◆ **JOB**
Work out the number of lines in the listing that include the string "name". Reply with that number alone.

◆ **RECORDS TO PROCESS**
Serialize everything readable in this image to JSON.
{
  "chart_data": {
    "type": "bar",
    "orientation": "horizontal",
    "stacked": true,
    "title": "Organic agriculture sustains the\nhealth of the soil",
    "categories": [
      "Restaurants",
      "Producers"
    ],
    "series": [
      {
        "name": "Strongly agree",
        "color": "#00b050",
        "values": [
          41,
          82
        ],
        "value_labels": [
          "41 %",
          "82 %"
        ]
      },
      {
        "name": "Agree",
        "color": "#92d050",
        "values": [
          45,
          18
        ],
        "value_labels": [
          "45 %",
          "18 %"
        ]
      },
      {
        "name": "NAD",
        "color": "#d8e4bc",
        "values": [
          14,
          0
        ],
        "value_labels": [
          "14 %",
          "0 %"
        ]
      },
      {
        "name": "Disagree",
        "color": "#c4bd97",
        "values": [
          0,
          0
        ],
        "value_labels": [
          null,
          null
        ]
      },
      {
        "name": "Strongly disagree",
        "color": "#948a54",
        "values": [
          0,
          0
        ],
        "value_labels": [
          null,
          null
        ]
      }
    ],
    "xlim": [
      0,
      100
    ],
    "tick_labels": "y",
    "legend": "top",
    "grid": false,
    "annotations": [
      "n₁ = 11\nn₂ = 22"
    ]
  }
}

◆ **EXPECTED ANSWER**
5